• TASK BRIEF
Locate the string "lower" in the records below. Copy every line where it occurs.

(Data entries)
-----
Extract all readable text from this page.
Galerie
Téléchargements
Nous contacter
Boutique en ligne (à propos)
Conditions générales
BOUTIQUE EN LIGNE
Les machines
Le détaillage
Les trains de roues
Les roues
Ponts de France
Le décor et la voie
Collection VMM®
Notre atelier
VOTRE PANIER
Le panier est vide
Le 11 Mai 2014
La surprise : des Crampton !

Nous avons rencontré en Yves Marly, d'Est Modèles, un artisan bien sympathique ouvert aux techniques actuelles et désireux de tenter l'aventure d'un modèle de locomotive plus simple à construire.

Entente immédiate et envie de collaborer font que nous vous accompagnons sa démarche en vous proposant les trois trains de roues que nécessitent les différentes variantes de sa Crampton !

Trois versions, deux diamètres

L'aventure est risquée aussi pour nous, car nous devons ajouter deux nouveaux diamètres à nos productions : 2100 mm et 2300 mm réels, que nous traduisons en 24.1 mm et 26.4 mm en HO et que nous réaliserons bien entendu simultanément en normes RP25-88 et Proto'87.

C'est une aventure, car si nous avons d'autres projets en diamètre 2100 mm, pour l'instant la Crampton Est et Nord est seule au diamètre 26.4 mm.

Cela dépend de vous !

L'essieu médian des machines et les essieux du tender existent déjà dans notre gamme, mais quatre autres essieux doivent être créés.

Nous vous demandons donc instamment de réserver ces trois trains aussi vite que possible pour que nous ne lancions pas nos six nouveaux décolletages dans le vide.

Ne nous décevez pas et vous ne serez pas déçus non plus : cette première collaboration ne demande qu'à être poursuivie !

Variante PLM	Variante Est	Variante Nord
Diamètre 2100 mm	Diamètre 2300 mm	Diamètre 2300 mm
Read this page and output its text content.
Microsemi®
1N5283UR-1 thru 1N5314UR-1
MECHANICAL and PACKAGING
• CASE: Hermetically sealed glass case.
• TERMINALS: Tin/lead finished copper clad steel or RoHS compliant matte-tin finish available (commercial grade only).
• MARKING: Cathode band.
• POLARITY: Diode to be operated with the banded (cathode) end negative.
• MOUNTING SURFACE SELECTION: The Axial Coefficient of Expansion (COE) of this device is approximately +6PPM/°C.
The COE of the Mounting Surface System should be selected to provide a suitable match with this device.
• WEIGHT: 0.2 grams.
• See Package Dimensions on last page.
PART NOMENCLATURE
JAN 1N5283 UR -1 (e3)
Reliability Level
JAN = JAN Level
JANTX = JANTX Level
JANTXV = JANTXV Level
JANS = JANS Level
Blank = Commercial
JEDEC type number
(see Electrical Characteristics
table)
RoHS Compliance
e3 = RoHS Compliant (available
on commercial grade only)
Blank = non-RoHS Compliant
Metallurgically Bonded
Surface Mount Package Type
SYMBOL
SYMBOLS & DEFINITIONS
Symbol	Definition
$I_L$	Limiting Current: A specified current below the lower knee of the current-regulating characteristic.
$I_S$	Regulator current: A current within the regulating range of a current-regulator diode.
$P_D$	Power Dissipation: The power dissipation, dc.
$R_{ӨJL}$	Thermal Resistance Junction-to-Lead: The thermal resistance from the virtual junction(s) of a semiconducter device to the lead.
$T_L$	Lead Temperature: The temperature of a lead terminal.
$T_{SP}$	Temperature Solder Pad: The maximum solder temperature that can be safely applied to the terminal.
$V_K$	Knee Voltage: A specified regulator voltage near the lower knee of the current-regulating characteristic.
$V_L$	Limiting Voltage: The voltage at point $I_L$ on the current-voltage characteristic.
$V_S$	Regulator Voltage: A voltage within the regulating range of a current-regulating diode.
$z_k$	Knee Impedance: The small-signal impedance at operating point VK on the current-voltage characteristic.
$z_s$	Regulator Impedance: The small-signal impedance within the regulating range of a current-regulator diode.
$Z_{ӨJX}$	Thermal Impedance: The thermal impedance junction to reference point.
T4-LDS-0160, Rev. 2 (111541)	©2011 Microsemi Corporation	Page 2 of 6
-----
• WORKED ANSWER
$I_L$	Limiting Current: A specified current below the lower knee of the current-regulating characteristic.
$V_K$	Knee Voltage: A specified regulator voltage near the lower knee of the current-regulating characteristic.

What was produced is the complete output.